WRITTEN REQUEST:
Pick out the lines below that include the string "xlabel".

— start DATA SHOWN —

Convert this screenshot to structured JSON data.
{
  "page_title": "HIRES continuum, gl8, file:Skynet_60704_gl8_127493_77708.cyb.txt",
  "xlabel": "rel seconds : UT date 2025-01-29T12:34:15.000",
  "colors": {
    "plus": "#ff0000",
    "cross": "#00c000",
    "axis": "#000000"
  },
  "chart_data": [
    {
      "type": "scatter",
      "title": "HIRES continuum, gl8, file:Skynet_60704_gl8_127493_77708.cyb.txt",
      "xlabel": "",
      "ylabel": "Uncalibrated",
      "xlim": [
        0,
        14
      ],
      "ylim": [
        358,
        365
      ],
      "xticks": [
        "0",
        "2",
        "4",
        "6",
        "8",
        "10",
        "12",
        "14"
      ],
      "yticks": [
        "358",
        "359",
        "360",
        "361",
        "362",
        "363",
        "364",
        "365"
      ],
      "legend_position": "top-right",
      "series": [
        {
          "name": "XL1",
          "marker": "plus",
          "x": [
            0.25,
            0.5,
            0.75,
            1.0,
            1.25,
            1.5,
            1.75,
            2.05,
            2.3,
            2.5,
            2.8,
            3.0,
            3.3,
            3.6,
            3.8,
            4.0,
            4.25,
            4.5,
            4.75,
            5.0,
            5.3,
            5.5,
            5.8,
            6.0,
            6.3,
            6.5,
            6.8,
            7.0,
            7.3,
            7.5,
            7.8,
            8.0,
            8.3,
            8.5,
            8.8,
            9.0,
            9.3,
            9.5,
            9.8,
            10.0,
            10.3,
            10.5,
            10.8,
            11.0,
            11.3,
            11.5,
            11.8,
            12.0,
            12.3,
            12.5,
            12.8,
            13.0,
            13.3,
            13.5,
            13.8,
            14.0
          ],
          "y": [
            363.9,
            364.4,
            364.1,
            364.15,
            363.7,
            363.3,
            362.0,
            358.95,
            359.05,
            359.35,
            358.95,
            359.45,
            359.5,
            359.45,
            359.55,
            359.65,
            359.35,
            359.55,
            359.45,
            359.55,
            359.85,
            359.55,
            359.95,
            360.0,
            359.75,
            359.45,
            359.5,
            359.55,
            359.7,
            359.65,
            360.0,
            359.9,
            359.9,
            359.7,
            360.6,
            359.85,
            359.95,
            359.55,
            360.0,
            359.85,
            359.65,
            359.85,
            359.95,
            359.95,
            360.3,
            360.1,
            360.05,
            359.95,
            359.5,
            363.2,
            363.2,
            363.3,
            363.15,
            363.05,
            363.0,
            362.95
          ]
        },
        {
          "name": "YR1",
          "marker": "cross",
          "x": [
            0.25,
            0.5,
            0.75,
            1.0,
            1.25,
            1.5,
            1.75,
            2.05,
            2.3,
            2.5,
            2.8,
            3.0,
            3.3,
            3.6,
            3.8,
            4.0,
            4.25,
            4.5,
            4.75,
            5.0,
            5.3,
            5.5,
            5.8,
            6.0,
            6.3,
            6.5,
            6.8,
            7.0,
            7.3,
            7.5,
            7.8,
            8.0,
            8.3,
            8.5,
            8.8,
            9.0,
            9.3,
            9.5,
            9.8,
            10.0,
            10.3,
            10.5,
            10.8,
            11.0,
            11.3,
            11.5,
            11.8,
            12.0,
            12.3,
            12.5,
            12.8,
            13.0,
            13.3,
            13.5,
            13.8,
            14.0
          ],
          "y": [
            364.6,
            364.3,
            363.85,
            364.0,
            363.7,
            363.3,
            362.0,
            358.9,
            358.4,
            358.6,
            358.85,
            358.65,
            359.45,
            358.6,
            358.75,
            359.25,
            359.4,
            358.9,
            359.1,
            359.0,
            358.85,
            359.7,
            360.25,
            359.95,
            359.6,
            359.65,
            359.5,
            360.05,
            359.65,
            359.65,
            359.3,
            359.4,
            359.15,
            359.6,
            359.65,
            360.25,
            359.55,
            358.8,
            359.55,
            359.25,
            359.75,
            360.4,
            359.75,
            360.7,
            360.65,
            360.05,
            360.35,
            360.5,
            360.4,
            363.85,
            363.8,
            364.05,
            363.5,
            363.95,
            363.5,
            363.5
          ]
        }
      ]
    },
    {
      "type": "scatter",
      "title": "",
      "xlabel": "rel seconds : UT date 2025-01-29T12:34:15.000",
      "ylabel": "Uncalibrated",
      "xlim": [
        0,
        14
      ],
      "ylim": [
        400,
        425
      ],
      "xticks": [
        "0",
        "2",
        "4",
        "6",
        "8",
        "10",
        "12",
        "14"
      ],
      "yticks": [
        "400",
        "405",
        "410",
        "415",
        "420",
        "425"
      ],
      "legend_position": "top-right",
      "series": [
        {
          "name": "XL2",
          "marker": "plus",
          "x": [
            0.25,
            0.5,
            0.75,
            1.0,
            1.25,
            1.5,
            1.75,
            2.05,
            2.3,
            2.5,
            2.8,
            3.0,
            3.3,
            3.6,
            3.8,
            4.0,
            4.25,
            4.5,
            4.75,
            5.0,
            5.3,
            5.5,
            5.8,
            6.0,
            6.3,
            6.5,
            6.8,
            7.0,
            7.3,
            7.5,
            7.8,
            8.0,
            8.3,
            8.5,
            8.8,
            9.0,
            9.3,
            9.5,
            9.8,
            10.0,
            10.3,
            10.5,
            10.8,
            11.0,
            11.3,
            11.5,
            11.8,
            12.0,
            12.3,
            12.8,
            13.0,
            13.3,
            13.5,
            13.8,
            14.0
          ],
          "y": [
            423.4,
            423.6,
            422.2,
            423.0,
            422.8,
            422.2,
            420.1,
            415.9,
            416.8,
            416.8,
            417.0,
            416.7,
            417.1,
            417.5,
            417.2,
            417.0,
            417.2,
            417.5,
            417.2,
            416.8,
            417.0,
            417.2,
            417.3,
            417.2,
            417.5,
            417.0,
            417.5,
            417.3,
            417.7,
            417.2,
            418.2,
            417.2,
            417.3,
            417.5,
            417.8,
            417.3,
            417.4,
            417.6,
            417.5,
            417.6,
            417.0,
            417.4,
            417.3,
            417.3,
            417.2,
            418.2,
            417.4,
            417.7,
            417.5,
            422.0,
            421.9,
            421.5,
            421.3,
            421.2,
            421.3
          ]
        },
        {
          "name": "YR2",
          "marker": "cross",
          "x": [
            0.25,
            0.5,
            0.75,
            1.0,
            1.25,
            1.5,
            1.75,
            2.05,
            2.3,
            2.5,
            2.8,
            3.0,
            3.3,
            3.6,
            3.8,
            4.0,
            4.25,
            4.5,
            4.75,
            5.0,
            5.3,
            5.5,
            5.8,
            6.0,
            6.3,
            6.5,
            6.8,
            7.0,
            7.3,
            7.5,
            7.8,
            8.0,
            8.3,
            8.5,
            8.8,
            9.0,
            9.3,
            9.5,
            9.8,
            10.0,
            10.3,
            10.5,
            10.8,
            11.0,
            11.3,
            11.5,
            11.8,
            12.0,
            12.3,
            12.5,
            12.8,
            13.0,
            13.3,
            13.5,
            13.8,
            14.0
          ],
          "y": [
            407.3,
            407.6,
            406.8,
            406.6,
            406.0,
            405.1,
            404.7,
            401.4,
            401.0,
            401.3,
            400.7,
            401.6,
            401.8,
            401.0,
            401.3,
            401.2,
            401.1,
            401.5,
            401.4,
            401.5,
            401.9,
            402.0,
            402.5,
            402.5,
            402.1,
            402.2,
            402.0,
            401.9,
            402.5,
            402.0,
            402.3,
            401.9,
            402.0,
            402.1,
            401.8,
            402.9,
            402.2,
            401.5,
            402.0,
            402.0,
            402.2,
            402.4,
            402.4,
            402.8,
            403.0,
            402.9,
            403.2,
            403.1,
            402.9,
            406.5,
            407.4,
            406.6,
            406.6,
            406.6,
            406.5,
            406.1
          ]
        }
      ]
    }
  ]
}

— end DATA SHOWN —

EXERCISE OUTPUT:
  "xlabel": "rel seconds : UT date 2025-01-29T12:34:15.000",
      "xlabel": "",
      "xlabel": "rel seconds : UT date 2025-01-29T12:34:15.000",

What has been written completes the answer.